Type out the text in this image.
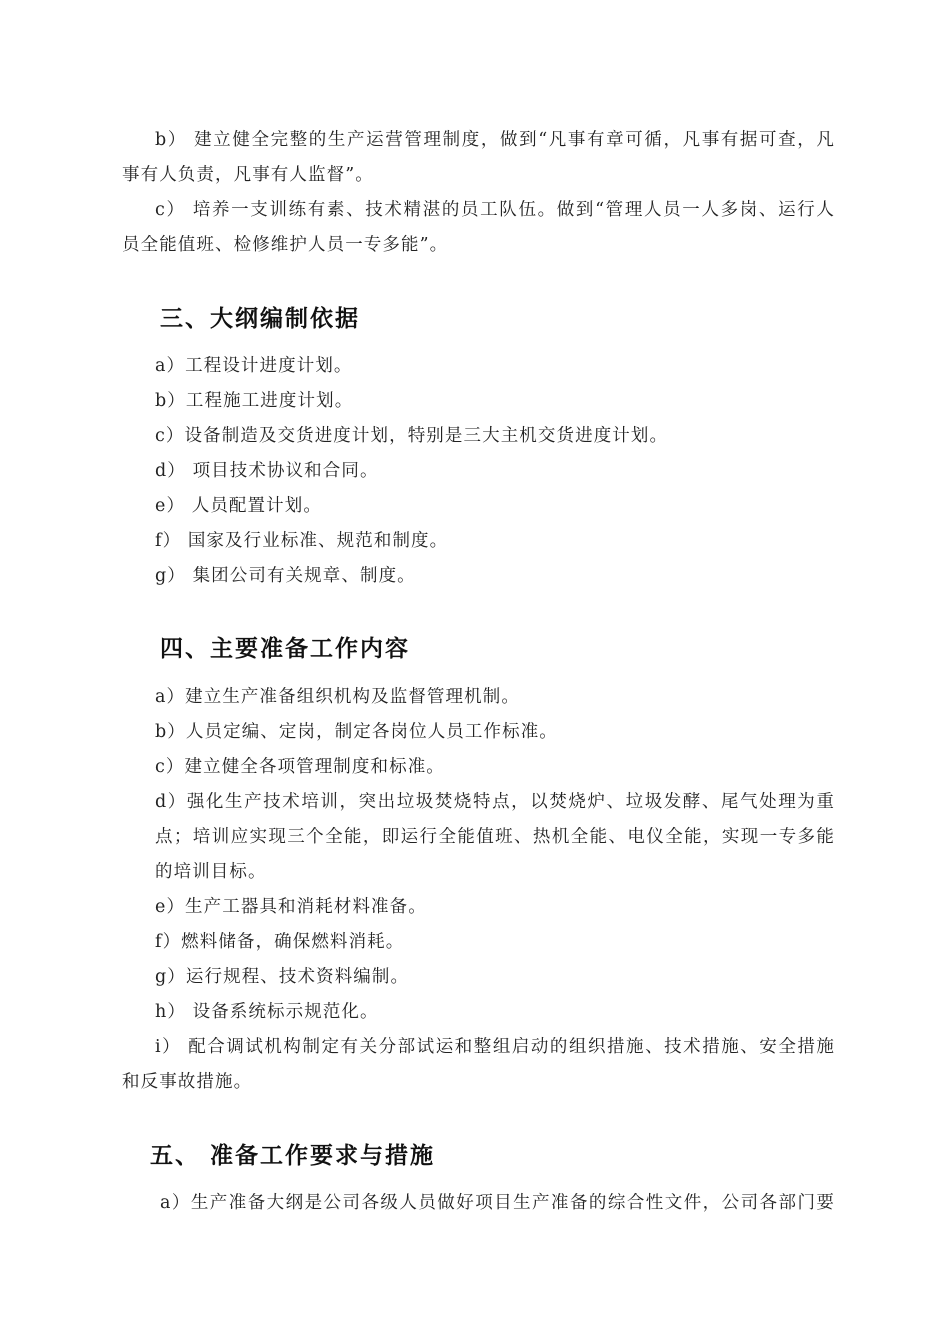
b） 建立健全完整的生产运营管理制度，做到“凡事有章可循，凡事有据可查，凡
事有人负责，凡事有人监督”。
c） 培养一支训练有素、技术精湛的员工队伍。做到“管理人员一人多岗、运行人
员全能值班、检修维护人员一专多能”。
三、大纲编制依据
a）工程设计进度计划。
b）工程施工进度计划。
c）设备制造及交货进度计划，特别是三大主机交货进度计划。
d） 项目技术协议和合同。
e） 人员配置计划。
f） 国家及行业标准、规范和制度。
g） 集团公司有关规章、制度。
四、主要准备工作内容
a）建立生产准备组织机构及监督管理机制。
b）人员定编、定岗，制定各岗位人员工作标准。
c）建立健全各项管理制度和标准。
d）强化生产技术培训，突出垃圾焚烧特点，以焚烧炉、垃圾发酵、尾气处理为重
点；培训应实现三个全能，即运行全能值班、热机全能、电仪全能，实现一专多能
的培训目标。
e）生产工器具和消耗材料准备。
f）燃料储备，确保燃料消耗。
g）运行规程、技术资料编制。
h） 设备系统标示规范化。
i） 配合调试机构制定有关分部试运和整组启动的组织措施、技术措施、安全措施
和反事故措施。
五、 准备工作要求与措施
a）生产准备大纲是公司各级人员做好项目生产准备的综合性文件，公司各部门要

▬▬▬

• **Short problem**: Copy every line above word for word and exclude the pictures.

• **The completed task**:
Type out the text in this image.
b） 建立健全完整的生产运营管理制度，做到“凡事有章可循，凡事有据可查，凡
事有人负责，凡事有人监督”。
c） 培养一支训练有素、技术精湛的员工队伍。做到“管理人员一人多岗、运行人
员全能值班、检修维护人员一专多能”。
三、大纲编制依据
a）工程设计进度计划。
b）工程施工进度计划。
c）设备制造及交货进度计划，特别是三大主机交货进度计划。
d） 项目技术协议和合同。
e） 人员配置计划。
f） 国家及行业标准、规范和制度。
g） 集团公司有关规章、制度。
四、主要准备工作内容
a）建立生产准备组织机构及监督管理机制。
b）人员定编、定岗，制定各岗位人员工作标准。
c）建立健全各项管理制度和标准。
d）强化生产技术培训，突出垃圾焚烧特点，以焚烧炉、垃圾发酵、尾气处理为重
点；培训应实现三个全能，即运行全能值班、热机全能、电仪全能，实现一专多能
的培训目标。
e）生产工器具和消耗材料准备。
f）燃料储备，确保燃料消耗。
g）运行规程、技术资料编制。
h） 设备系统标示规范化。
i） 配合调试机构制定有关分部试运和整组启动的组织措施、技术措施、安全措施
和反事故措施。
五、 准备工作要求与措施
a）生产准备大纲是公司各级人员做好项目生产准备的综合性文件，公司各部门要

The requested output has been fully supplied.